**Written exercise**. Return every line of the listing below unchanged and in its original order.

**Data rows**.
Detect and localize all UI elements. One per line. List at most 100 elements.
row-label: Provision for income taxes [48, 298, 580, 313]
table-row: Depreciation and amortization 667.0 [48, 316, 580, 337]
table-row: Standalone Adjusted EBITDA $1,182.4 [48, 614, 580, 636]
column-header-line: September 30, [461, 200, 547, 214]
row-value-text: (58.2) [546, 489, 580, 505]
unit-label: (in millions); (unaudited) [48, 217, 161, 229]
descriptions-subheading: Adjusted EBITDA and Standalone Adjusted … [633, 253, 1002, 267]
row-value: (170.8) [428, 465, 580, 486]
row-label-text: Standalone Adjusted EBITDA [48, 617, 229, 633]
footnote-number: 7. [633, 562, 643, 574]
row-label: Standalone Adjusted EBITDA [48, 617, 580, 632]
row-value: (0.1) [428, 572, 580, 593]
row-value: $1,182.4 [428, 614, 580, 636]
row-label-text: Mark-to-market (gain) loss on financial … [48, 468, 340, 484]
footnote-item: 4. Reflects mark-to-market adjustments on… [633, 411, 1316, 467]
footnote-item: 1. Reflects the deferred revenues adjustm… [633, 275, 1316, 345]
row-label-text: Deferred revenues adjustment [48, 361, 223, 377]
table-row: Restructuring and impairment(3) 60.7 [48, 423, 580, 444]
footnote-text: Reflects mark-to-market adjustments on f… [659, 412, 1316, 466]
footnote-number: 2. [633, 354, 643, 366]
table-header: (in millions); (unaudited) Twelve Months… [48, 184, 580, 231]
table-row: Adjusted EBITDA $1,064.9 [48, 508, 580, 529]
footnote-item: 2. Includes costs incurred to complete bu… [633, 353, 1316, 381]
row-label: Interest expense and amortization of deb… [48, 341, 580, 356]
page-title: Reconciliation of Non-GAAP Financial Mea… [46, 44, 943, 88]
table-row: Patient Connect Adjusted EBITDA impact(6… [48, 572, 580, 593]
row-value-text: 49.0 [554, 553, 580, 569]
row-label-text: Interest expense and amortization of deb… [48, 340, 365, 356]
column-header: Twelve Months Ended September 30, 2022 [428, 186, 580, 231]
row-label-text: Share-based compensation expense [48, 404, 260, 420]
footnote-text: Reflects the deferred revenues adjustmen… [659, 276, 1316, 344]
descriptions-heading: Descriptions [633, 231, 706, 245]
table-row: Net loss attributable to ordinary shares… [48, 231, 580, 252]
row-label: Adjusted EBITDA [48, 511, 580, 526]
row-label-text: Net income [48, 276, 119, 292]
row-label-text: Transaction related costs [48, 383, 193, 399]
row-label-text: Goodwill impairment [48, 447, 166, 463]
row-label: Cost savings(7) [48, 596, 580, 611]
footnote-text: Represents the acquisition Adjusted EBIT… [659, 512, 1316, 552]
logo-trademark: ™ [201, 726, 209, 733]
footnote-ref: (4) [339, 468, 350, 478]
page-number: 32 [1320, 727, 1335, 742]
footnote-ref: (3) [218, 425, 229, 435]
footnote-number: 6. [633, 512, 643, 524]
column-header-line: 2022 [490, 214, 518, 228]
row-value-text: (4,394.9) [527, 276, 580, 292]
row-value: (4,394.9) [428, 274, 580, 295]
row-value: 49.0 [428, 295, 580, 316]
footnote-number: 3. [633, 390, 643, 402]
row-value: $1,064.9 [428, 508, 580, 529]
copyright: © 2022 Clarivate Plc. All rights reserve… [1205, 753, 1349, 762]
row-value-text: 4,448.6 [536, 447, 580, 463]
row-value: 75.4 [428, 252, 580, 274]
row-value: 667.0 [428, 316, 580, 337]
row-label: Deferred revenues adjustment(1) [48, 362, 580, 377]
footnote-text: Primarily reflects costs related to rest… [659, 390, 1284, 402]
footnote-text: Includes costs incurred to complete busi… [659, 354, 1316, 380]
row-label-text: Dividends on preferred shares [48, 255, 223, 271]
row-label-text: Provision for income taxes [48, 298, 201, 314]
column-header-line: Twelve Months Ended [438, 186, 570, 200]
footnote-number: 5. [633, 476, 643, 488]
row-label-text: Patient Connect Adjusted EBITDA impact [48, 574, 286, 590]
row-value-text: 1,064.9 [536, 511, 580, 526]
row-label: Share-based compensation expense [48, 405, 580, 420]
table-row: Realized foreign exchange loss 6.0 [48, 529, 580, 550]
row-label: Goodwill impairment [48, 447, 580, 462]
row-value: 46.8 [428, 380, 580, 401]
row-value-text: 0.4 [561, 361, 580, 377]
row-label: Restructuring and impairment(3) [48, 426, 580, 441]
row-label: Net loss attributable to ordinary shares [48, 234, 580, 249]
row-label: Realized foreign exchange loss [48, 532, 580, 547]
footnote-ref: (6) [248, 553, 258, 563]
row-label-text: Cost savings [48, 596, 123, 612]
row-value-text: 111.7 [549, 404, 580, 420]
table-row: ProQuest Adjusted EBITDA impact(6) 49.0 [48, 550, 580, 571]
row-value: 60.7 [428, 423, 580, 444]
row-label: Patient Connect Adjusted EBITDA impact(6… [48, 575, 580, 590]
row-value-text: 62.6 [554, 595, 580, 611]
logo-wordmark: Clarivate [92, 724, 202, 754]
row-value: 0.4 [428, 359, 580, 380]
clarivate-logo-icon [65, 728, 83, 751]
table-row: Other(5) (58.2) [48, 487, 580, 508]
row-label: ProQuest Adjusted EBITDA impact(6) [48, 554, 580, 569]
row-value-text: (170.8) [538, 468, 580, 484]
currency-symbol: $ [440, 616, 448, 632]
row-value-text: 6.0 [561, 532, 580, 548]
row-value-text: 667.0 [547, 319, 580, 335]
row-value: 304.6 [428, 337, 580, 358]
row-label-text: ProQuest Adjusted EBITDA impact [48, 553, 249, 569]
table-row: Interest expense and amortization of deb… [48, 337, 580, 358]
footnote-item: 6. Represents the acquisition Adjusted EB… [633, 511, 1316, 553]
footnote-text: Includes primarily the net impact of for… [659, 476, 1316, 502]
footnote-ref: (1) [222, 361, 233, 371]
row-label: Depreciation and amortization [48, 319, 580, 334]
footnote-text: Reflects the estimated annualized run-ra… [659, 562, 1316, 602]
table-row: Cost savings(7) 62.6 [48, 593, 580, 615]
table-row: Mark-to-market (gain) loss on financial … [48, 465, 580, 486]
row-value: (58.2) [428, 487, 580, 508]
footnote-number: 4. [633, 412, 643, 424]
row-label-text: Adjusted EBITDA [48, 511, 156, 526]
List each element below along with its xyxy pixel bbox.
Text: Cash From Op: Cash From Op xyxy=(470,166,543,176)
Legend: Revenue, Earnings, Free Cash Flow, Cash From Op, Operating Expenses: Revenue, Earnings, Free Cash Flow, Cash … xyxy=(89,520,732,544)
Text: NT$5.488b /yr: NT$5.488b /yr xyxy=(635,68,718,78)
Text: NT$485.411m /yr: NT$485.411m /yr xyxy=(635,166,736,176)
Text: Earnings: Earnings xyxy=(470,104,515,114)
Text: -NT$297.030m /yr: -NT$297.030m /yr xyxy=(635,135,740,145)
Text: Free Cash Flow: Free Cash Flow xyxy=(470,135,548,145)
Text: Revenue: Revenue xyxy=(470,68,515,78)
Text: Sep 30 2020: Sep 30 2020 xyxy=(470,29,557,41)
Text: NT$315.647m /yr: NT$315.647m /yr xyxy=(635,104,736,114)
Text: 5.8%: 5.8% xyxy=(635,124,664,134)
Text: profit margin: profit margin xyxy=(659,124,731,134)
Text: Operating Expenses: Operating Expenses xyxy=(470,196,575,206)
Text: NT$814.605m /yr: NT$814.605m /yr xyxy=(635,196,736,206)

**Output for this task**.
Detect and localize all UI elements. One per line. List at most 100 elements.
row-label: Provision for income taxes [48, 298, 580, 313]
table-row: Depreciation and amortization 667.0 [48, 316, 580, 337]
table-row: Standalone Adjusted EBITDA $1,182.4 [48, 614, 580, 636]
column-header-line: September 30, [461, 200, 547, 214]
row-value-text: (58.2) [546, 489, 580, 505]
unit-label: (in millions); (unaudited) [48, 217, 161, 229]
descriptions-subheading: Adjusted EBITDA and Standalone Adjusted … [633, 253, 1002, 267]
row-value: (170.8) [428, 465, 580, 486]
row-label-text: Standalone Adjusted EBITDA [48, 617, 229, 633]
footnote-number: 7. [633, 562, 643, 574]
row-label: Standalone Adjusted EBITDA [48, 617, 580, 632]
row-value: (0.1) [428, 572, 580, 593]
row-value: $1,182.4 [428, 614, 580, 636]
row-label-text: Mark-to-market (gain) loss on financial … [48, 468, 340, 484]
footnote-item: 4. Reflects mark-to-market adjustments on… [633, 411, 1316, 467]
footnote-item: 1. Reflects the deferred revenues adjustm… [633, 275, 1316, 345]
row-label-text: Deferred revenues adjustment [48, 361, 223, 377]
table-row: Restructuring and impairment(3) 60.7 [48, 423, 580, 444]
footnote-text: Reflects mark-to-market adjustments on f… [659, 412, 1316, 466]
footnote-number: 2. [633, 354, 643, 366]
table-header: (in millions); (unaudited) Twelve Months… [48, 184, 580, 231]
table-row: Adjusted EBITDA $1,064.9 [48, 508, 580, 529]
footnote-item: 2. Includes costs incurred to complete bu… [633, 353, 1316, 381]
row-label: Interest expense and amortization of deb… [48, 341, 580, 356]
page-title: Reconciliation of Non-GAAP Financial Mea… [46, 44, 943, 88]
table-row: Patient Connect Adjusted EBITDA impact(6… [48, 572, 580, 593]
row-value-text: 49.0 [554, 553, 580, 569]
row-label-text: Interest expense and amortization of deb… [48, 340, 365, 356]
column-header: Twelve Months Ended September 30, 2022 [428, 186, 580, 231]
row-label-text: Share-based compensation expense [48, 404, 260, 420]
footnote-text: Reflects the deferred revenues adjustmen… [659, 276, 1316, 344]
descriptions-heading: Descriptions [633, 231, 706, 245]
table-row: Net loss attributable to ordinary shares… [48, 231, 580, 252]
row-label: Adjusted EBITDA [48, 511, 580, 526]
row-label-text: Net income [48, 276, 119, 292]
row-label-text: Transaction related costs [48, 383, 193, 399]
row-label-text: Goodwill impairment [48, 447, 166, 463]
row-label: Cost savings(7) [48, 596, 580, 611]
footnote-text: Represents the acquisition Adjusted EBIT… [659, 512, 1316, 552]
logo-trademark: ™ [201, 726, 209, 733]
footnote-ref: (4) [339, 468, 350, 478]
page-number: 32 [1320, 727, 1335, 742]
footnote-ref: (3) [218, 425, 229, 435]
footnote-number: 6. [633, 512, 643, 524]
column-header-line: 2022 [490, 214, 518, 228]
row-value-text: (4,394.9) [527, 276, 580, 292]
row-value: (4,394.9) [428, 274, 580, 295]
row-value: 49.0 [428, 295, 580, 316]
footnote-number: 3. [633, 390, 643, 402]
row-value: $1,064.9 [428, 508, 580, 529]
copyright: © 2022 Clarivate Plc. All rights reserve… [1205, 753, 1349, 762]
row-value-text: 4,448.6 [536, 447, 580, 463]
row-value: 75.4 [428, 252, 580, 274]
row-value: 667.0 [428, 316, 580, 337]
row-label: Deferred revenues adjustment(1) [48, 362, 580, 377]
footnote-text: Primarily reflects costs related to rest… [659, 390, 1284, 402]
footnote-text: Includes costs incurred to complete busi… [659, 354, 1316, 380]
row-label-text: Dividends on preferred shares [48, 255, 223, 271]
row-label-text: Provision for income taxes [48, 298, 201, 314]
column-header-line: Twelve Months Ended [438, 186, 570, 200]
footnote-number: 5. [633, 476, 643, 488]
row-label-text: Patient Connect Adjusted EBITDA impact [48, 574, 286, 590]
row-value-text: 1,064.9 [536, 511, 580, 526]
row-label: Share-based compensation expense [48, 405, 580, 420]
table-row: Realized foreign exchange loss 6.0 [48, 529, 580, 550]
row-label: Goodwill impairment [48, 447, 580, 462]
row-value: 46.8 [428, 380, 580, 401]
row-value-text: 0.4 [561, 361, 580, 377]
row-label: Restructuring and impairment(3) [48, 426, 580, 441]
row-label: Net loss attributable to ordinary shares [48, 234, 580, 249]
row-label: Realized foreign exchange loss [48, 532, 580, 547]
footnote-ref: (6) [248, 553, 258, 563]
row-label-text: Cost savings [48, 596, 123, 612]
row-value-text: 111.7 [549, 404, 580, 420]
table-row: ProQuest Adjusted EBITDA impact(6) 49.0 [48, 550, 580, 571]
row-value: 60.7 [428, 423, 580, 444]
row-label: Patient Connect Adjusted EBITDA impact(6… [48, 575, 580, 590]
row-value-text: 62.6 [554, 595, 580, 611]
logo-wordmark: Clarivate [92, 724, 202, 754]
row-value: 0.4 [428, 359, 580, 380]
clarivate-logo-icon [65, 728, 83, 751]
table-row: Other(5) (58.2) [48, 487, 580, 508]
row-label: ProQuest Adjusted EBITDA impact(6) [48, 554, 580, 569]
row-value-text: (170.8) [538, 468, 580, 484]
currency-symbol: $ [440, 616, 448, 632]
row-value-text: 6.0 [561, 532, 580, 548]
row-value-text: 667.0 [547, 319, 580, 335]
row-value: 304.6 [428, 337, 580, 358]
row-label-text: ProQuest Adjusted EBITDA impact [48, 553, 249, 569]
table-row: Interest expense and amortization of deb… [48, 337, 580, 358]
footnote-item: 6. Represents the acquisition Adjusted EB… [633, 511, 1316, 553]
footnote-text: Includes primarily the net impact of for… [659, 476, 1316, 502]
footnote-ref: (1) [222, 361, 233, 371]
row-label: Depreciation and amortization [48, 319, 580, 334]
footnote-text: Reflects the estimated annualized run-ra… [659, 562, 1316, 602]
table-row: Cost savings(7) 62.6 [48, 593, 580, 615]
table-row: Mark-to-market (gain) loss on financial … [48, 465, 580, 486]
row-value: (58.2) [428, 487, 580, 508]
footnote-number: 4. [633, 412, 643, 424]
row-label-text: Adjusted EBITDA [48, 511, 156, 526]
List each element below along with its xyxy pixel bbox.
Text: Cash From Op: Cash From Op xyxy=(470,166,543,176)
Legend: Revenue, Earnings, Free Cash Flow, Cash From Op, Operating Expenses: Revenue, Earnings, Free Cash Flow, Cash … xyxy=(89,520,732,544)
Text: NT$5.488b /yr: NT$5.488b /yr xyxy=(635,68,718,78)
Text: NT$485.411m /yr: NT$485.411m /yr xyxy=(635,166,736,176)
Text: Earnings: Earnings xyxy=(470,104,515,114)
Text: -NT$297.030m /yr: -NT$297.030m /yr xyxy=(635,135,740,145)
Text: Free Cash Flow: Free Cash Flow xyxy=(470,135,548,145)
Text: Revenue: Revenue xyxy=(470,68,515,78)
Text: Sep 30 2020: Sep 30 2020 xyxy=(470,29,557,41)
Text: NT$315.647m /yr: NT$315.647m /yr xyxy=(635,104,736,114)
Text: 5.8%: 5.8% xyxy=(635,124,664,134)
Text: profit margin: profit margin xyxy=(659,124,731,134)
Text: Operating Expenses: Operating Expenses xyxy=(470,196,575,206)
Text: NT$814.605m /yr: NT$814.605m /yr xyxy=(635,196,736,206)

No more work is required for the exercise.